=== Exercise description ===
Take each line containing the word "title" and copy it.

--------------------

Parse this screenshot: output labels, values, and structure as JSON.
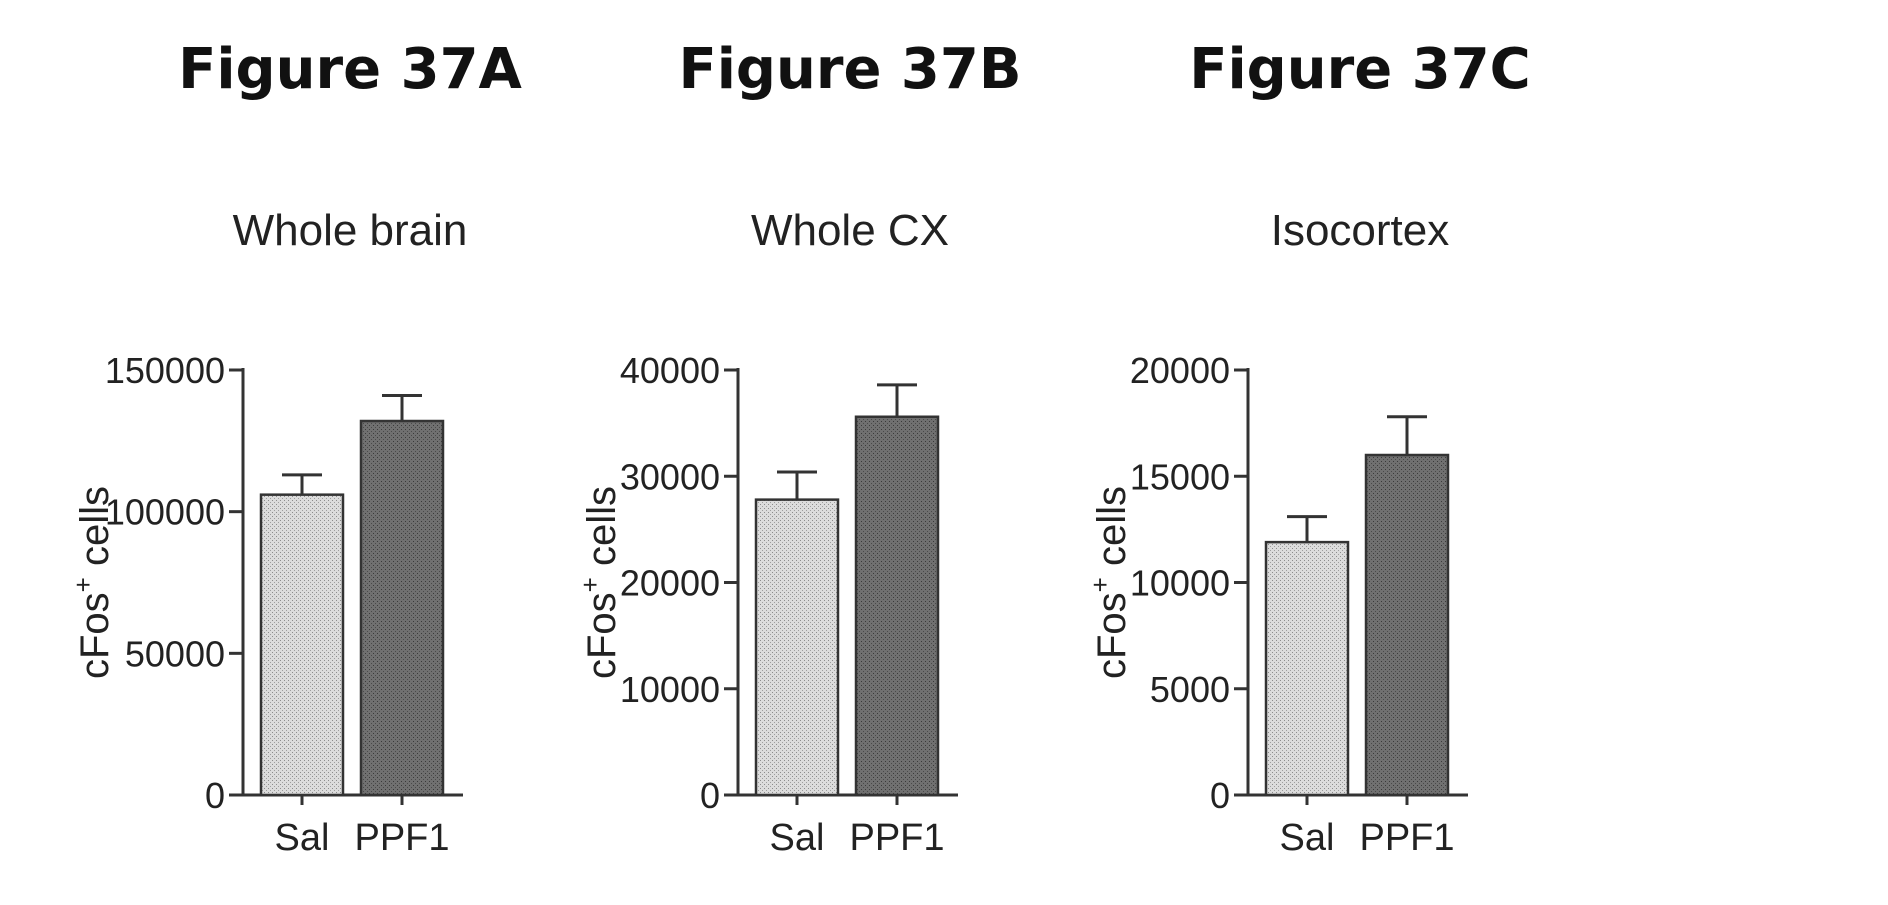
{
  "chart_data": [
    {
      "figure_label": "Figure 37A",
      "type": "bar",
      "title": "Whole brain",
      "ylabel": "cFos",
      "ylabel_sup": "+",
      "ylabel_suffix": "cells",
      "ylim": [
        0,
        150000
      ],
      "yticks": [
        0,
        50000,
        100000,
        150000
      ],
      "ytick_labels": [
        "0",
        "50000",
        "100000",
        "150000"
      ],
      "categories": [
        "Sal",
        "PPF1"
      ],
      "values": [
        106000,
        132000
      ],
      "errors": [
        7000,
        9000
      ],
      "bar_colors": [
        "#d2d2d2",
        "#6a6a6a"
      ]
    },
    {
      "figure_label": "Figure 37B",
      "type": "bar",
      "title": "Whole CX",
      "ylabel": "cFos",
      "ylabel_sup": "+",
      "ylabel_suffix": "cells",
      "ylim": [
        0,
        40000
      ],
      "yticks": [
        0,
        10000,
        20000,
        30000,
        40000
      ],
      "ytick_labels": [
        "0",
        "10000",
        "20000",
        "30000",
        "40000"
      ],
      "categories": [
        "Sal",
        "PPF1"
      ],
      "values": [
        27800,
        35600
      ],
      "errors": [
        2600,
        3000
      ],
      "bar_colors": [
        "#d2d2d2",
        "#6a6a6a"
      ]
    },
    {
      "figure_label": "Figure 37C",
      "type": "bar",
      "title": "Isocortex",
      "ylabel": "cFos",
      "ylabel_sup": "+",
      "ylabel_suffix": "cells",
      "ylim": [
        0,
        20000
      ],
      "yticks": [
        0,
        5000,
        10000,
        15000,
        20000
      ],
      "ytick_labels": [
        "0",
        "5000",
        "10000",
        "15000",
        "20000"
      ],
      "categories": [
        "Sal",
        "PPF1"
      ],
      "values": [
        11900,
        16000
      ],
      "errors": [
        1200,
        1800
      ],
      "bar_colors": [
        "#d2d2d2",
        "#6a6a6a"
      ]
    }
  ]
}
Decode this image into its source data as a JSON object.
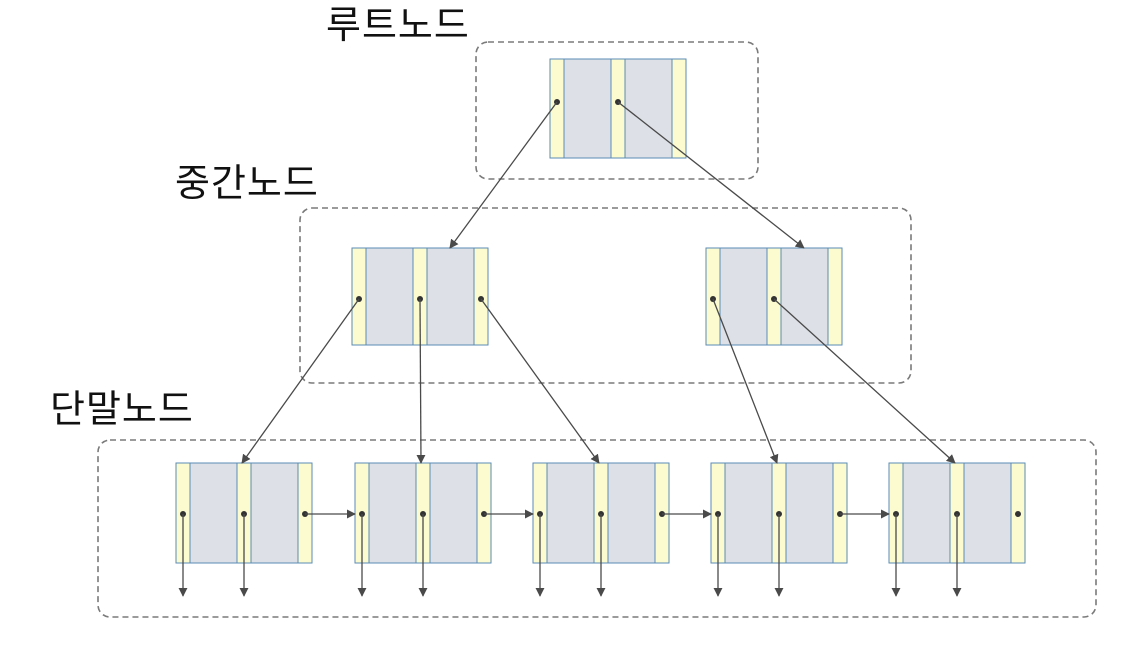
{
  "labels": {
    "root": "루트노드",
    "internal": "중간노드",
    "leaf": "단말노드"
  },
  "colors": {
    "key_fill": "#dde0e7",
    "pointer_fill": "#fbfbcf",
    "node_border": "#5b8bb5",
    "group_border": "#7a7a7a",
    "arrow": "#4a4a4a",
    "label_text": "#111111"
  },
  "tree": {
    "root": {
      "keys": 2,
      "children": [
        "internal-1",
        "internal-2"
      ]
    },
    "internal": [
      {
        "id": "internal-1",
        "keys": 2,
        "children": [
          "leaf-1",
          "leaf-2",
          "leaf-3"
        ]
      },
      {
        "id": "internal-2",
        "keys": 2,
        "children": [
          "leaf-4",
          "leaf-5"
        ]
      }
    ],
    "leaves": [
      {
        "id": "leaf-1",
        "keys": 2,
        "next": "leaf-2"
      },
      {
        "id": "leaf-2",
        "keys": 2,
        "next": "leaf-3"
      },
      {
        "id": "leaf-3",
        "keys": 2,
        "next": "leaf-4"
      },
      {
        "id": "leaf-4",
        "keys": 2,
        "next": "leaf-5"
      },
      {
        "id": "leaf-5",
        "keys": 2,
        "next": null
      }
    ]
  }
}
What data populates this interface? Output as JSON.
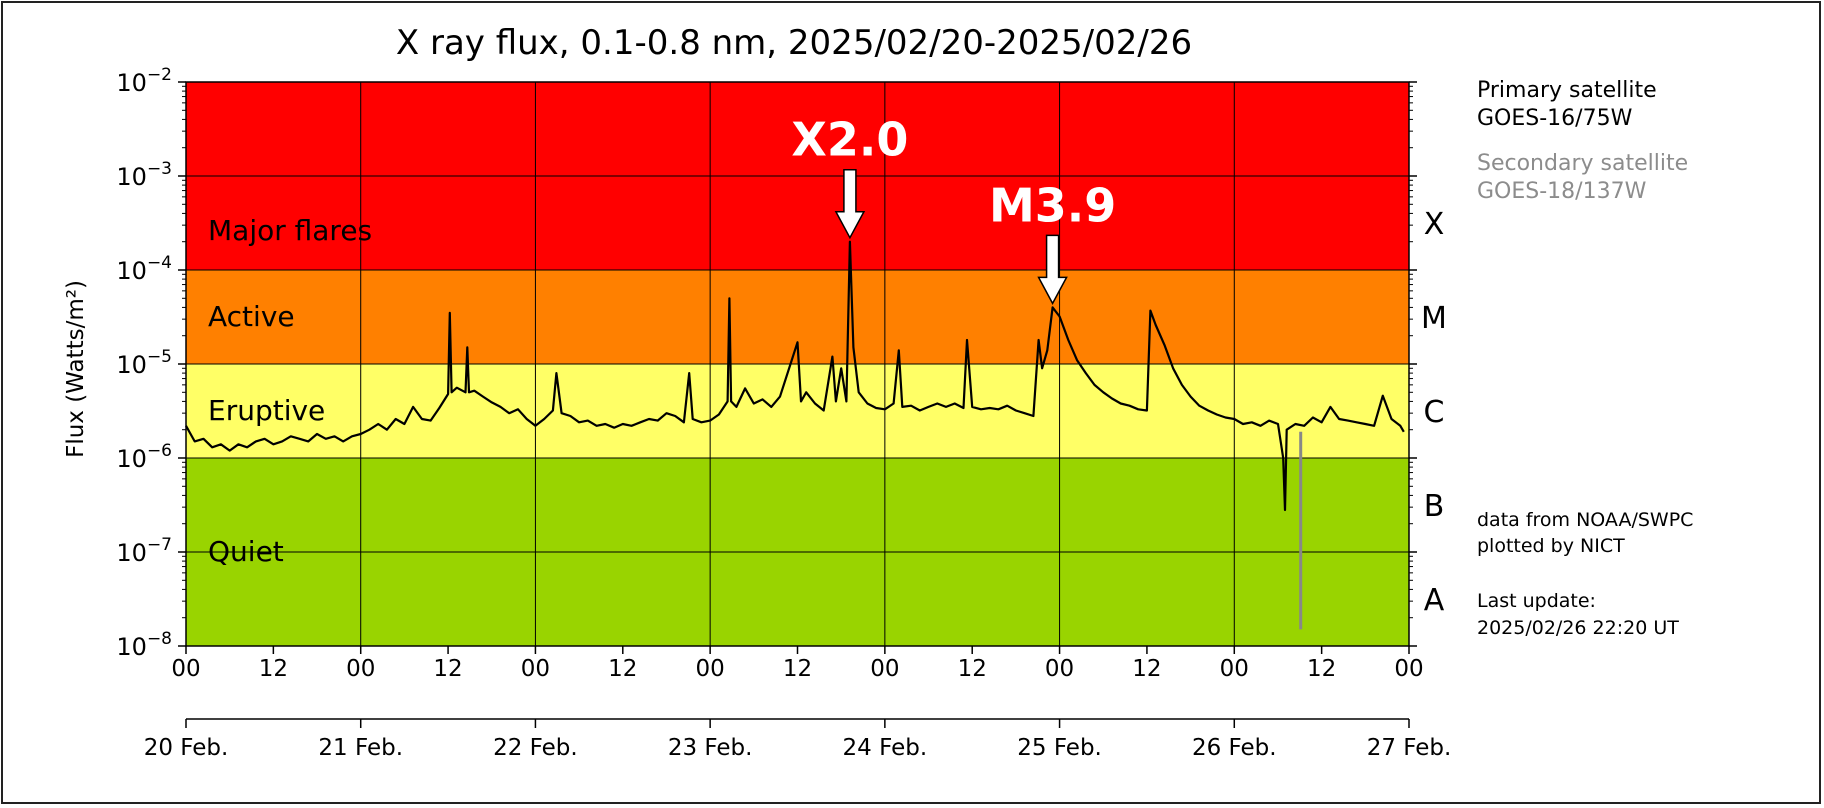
{
  "chart_data": {
    "type": "line",
    "title": "X ray flux, 0.1-0.8 nm, 2025/02/20-2025/02/26",
    "ylabel": "Flux (Watts/m²)",
    "xlabel": "",
    "yscale": "log",
    "ylim": [
      1e-08,
      0.01
    ],
    "xlim": [
      "2025-02-20 00:00",
      "2025-02-27 00:00"
    ],
    "y_tick_base": "10",
    "y_tick_exponents": [
      "−8",
      "−7",
      "−6",
      "−5",
      "−4",
      "−3",
      "−2"
    ],
    "x_hour_ticks": [
      "00",
      "12",
      "00",
      "12",
      "00",
      "12",
      "00",
      "12",
      "00",
      "12",
      "00",
      "12",
      "00",
      "12",
      "00"
    ],
    "x_day_ticks": [
      "20 Feb.",
      "21 Feb.",
      "22 Feb.",
      "23 Feb.",
      "24 Feb.",
      "25 Feb.",
      "26 Feb.",
      "27 Feb."
    ],
    "grid": true,
    "bands": [
      {
        "label": "Major flares",
        "from": 0.0001,
        "to": 0.01,
        "color": "#ff0000"
      },
      {
        "label": "Active",
        "from": 1e-05,
        "to": 0.0001,
        "color": "#ff8000"
      },
      {
        "label": "Eruptive",
        "from": 1e-06,
        "to": 1e-05,
        "color": "#ffff66"
      },
      {
        "label": "Quiet",
        "from": 1e-08,
        "to": 1e-06,
        "color": "#99d400"
      }
    ],
    "classes": [
      "X",
      "M",
      "C",
      "B",
      "A"
    ],
    "annotations": [
      {
        "text": "X2.0",
        "x_day": 3.8,
        "y": 0.0002
      },
      {
        "text": "M3.9",
        "x_day": 4.96,
        "y": 4e-05
      }
    ],
    "series": [
      {
        "name": "GOES-16/75W",
        "color": "#000000",
        "points": [
          [
            0.0,
            2.2e-06
          ],
          [
            0.05,
            1.5e-06
          ],
          [
            0.1,
            1.6e-06
          ],
          [
            0.15,
            1.3e-06
          ],
          [
            0.2,
            1.4e-06
          ],
          [
            0.25,
            1.2e-06
          ],
          [
            0.3,
            1.4e-06
          ],
          [
            0.35,
            1.3e-06
          ],
          [
            0.4,
            1.5e-06
          ],
          [
            0.45,
            1.6e-06
          ],
          [
            0.5,
            1.4e-06
          ],
          [
            0.55,
            1.5e-06
          ],
          [
            0.6,
            1.7e-06
          ],
          [
            0.65,
            1.6e-06
          ],
          [
            0.7,
            1.5e-06
          ],
          [
            0.75,
            1.8e-06
          ],
          [
            0.8,
            1.6e-06
          ],
          [
            0.85,
            1.7e-06
          ],
          [
            0.9,
            1.5e-06
          ],
          [
            0.95,
            1.7e-06
          ],
          [
            1.0,
            1.8e-06
          ],
          [
            1.05,
            2e-06
          ],
          [
            1.1,
            2.3e-06
          ],
          [
            1.15,
            2e-06
          ],
          [
            1.2,
            2.6e-06
          ],
          [
            1.25,
            2.3e-06
          ],
          [
            1.3,
            3.5e-06
          ],
          [
            1.35,
            2.6e-06
          ],
          [
            1.4,
            2.5e-06
          ],
          [
            1.45,
            3.4e-06
          ],
          [
            1.5,
            4.8e-06
          ],
          [
            1.51,
            3.5e-05
          ],
          [
            1.52,
            5e-06
          ],
          [
            1.55,
            5.6e-06
          ],
          [
            1.6,
            5e-06
          ],
          [
            1.61,
            1.5e-05
          ],
          [
            1.62,
            5e-06
          ],
          [
            1.65,
            5.2e-06
          ],
          [
            1.7,
            4.5e-06
          ],
          [
            1.75,
            3.9e-06
          ],
          [
            1.8,
            3.5e-06
          ],
          [
            1.85,
            3e-06
          ],
          [
            1.9,
            3.3e-06
          ],
          [
            1.95,
            2.6e-06
          ],
          [
            2.0,
            2.2e-06
          ],
          [
            2.05,
            2.6e-06
          ],
          [
            2.1,
            3.2e-06
          ],
          [
            2.12,
            8e-06
          ],
          [
            2.15,
            3e-06
          ],
          [
            2.2,
            2.8e-06
          ],
          [
            2.25,
            2.4e-06
          ],
          [
            2.3,
            2.5e-06
          ],
          [
            2.35,
            2.2e-06
          ],
          [
            2.4,
            2.3e-06
          ],
          [
            2.45,
            2.1e-06
          ],
          [
            2.5,
            2.3e-06
          ],
          [
            2.55,
            2.2e-06
          ],
          [
            2.6,
            2.4e-06
          ],
          [
            2.65,
            2.6e-06
          ],
          [
            2.7,
            2.5e-06
          ],
          [
            2.75,
            3e-06
          ],
          [
            2.8,
            2.8e-06
          ],
          [
            2.85,
            2.4e-06
          ],
          [
            2.88,
            8e-06
          ],
          [
            2.9,
            2.6e-06
          ],
          [
            2.95,
            2.4e-06
          ],
          [
            3.0,
            2.5e-06
          ],
          [
            3.05,
            2.9e-06
          ],
          [
            3.1,
            4e-06
          ],
          [
            3.11,
            5e-05
          ],
          [
            3.12,
            4e-06
          ],
          [
            3.15,
            3.5e-06
          ],
          [
            3.2,
            5.5e-06
          ],
          [
            3.25,
            3.8e-06
          ],
          [
            3.3,
            4.2e-06
          ],
          [
            3.35,
            3.5e-06
          ],
          [
            3.4,
            4.5e-06
          ],
          [
            3.5,
            1.7e-05
          ],
          [
            3.52,
            4e-06
          ],
          [
            3.55,
            5e-06
          ],
          [
            3.6,
            3.8e-06
          ],
          [
            3.65,
            3.2e-06
          ],
          [
            3.7,
            1.2e-05
          ],
          [
            3.72,
            4e-06
          ],
          [
            3.75,
            9e-06
          ],
          [
            3.78,
            4e-06
          ],
          [
            3.8,
            0.0002
          ],
          [
            3.82,
            1.5e-05
          ],
          [
            3.85,
            5e-06
          ],
          [
            3.9,
            3.8e-06
          ],
          [
            3.95,
            3.4e-06
          ],
          [
            4.0,
            3.3e-06
          ],
          [
            4.05,
            3.8e-06
          ],
          [
            4.08,
            1.4e-05
          ],
          [
            4.1,
            3.5e-06
          ],
          [
            4.15,
            3.6e-06
          ],
          [
            4.2,
            3.2e-06
          ],
          [
            4.25,
            3.5e-06
          ],
          [
            4.3,
            3.8e-06
          ],
          [
            4.35,
            3.5e-06
          ],
          [
            4.4,
            3.8e-06
          ],
          [
            4.45,
            3.4e-06
          ],
          [
            4.47,
            1.8e-05
          ],
          [
            4.5,
            3.5e-06
          ],
          [
            4.55,
            3.3e-06
          ],
          [
            4.6,
            3.4e-06
          ],
          [
            4.65,
            3.3e-06
          ],
          [
            4.7,
            3.6e-06
          ],
          [
            4.75,
            3.2e-06
          ],
          [
            4.8,
            3e-06
          ],
          [
            4.85,
            2.8e-06
          ],
          [
            4.88,
            1.8e-05
          ],
          [
            4.9,
            9e-06
          ],
          [
            4.93,
            1.4e-05
          ],
          [
            4.96,
            4e-05
          ],
          [
            5.0,
            3.2e-05
          ],
          [
            5.05,
            1.8e-05
          ],
          [
            5.1,
            1.1e-05
          ],
          [
            5.15,
            8e-06
          ],
          [
            5.2,
            6e-06
          ],
          [
            5.25,
            5e-06
          ],
          [
            5.3,
            4.3e-06
          ],
          [
            5.35,
            3.8e-06
          ],
          [
            5.4,
            3.6e-06
          ],
          [
            5.45,
            3.3e-06
          ],
          [
            5.5,
            3.2e-06
          ],
          [
            5.52,
            3.7e-05
          ],
          [
            5.55,
            2.6e-05
          ],
          [
            5.6,
            1.6e-05
          ],
          [
            5.65,
            9e-06
          ],
          [
            5.7,
            6e-06
          ],
          [
            5.75,
            4.5e-06
          ],
          [
            5.8,
            3.6e-06
          ],
          [
            5.85,
            3.2e-06
          ],
          [
            5.9,
            2.9e-06
          ],
          [
            5.95,
            2.7e-06
          ],
          [
            6.0,
            2.6e-06
          ],
          [
            6.05,
            2.3e-06
          ],
          [
            6.1,
            2.4e-06
          ],
          [
            6.15,
            2.2e-06
          ],
          [
            6.2,
            2.5e-06
          ],
          [
            6.25,
            2.3e-06
          ],
          [
            6.28,
            1e-06
          ],
          [
            6.29,
            2.8e-07
          ],
          [
            6.3,
            2e-06
          ],
          [
            6.35,
            2.3e-06
          ],
          [
            6.4,
            2.2e-06
          ],
          [
            6.45,
            2.7e-06
          ],
          [
            6.5,
            2.4e-06
          ],
          [
            6.55,
            3.5e-06
          ],
          [
            6.6,
            2.6e-06
          ],
          [
            6.65,
            2.5e-06
          ],
          [
            6.7,
            2.4e-06
          ],
          [
            6.75,
            2.3e-06
          ],
          [
            6.8,
            2.2e-06
          ],
          [
            6.85,
            4.6e-06
          ],
          [
            6.9,
            2.6e-06
          ],
          [
            6.95,
            2.2e-06
          ],
          [
            6.97,
            1.9e-06
          ]
        ]
      },
      {
        "name": "GOES-18/137W",
        "color": "#888888",
        "points": [
          [
            6.38,
            1.9e-06
          ],
          [
            6.38,
            1.5e-08
          ]
        ]
      }
    ]
  },
  "legend": {
    "primary_label": "Primary satellite",
    "primary_name": "GOES-16/75W",
    "secondary_label": "Secondary satellite",
    "secondary_name": "GOES-18/137W",
    "primary_color": "#000000",
    "secondary_color": "#8c8c8c"
  },
  "credits": {
    "line1": "data from NOAA/SWPC",
    "line2": "plotted by NICT",
    "update_label": "Last update:",
    "update_value": "2025/02/26 22:20 UT"
  }
}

--------------------

=== Response for this exercise ===
      "title": "Whole brain",
      "title": "Whole CX",
      "title": "Isocortex",
    "title": "X ray flux, 0.1-0.8 nm, 2025/02/20-2025/02/26",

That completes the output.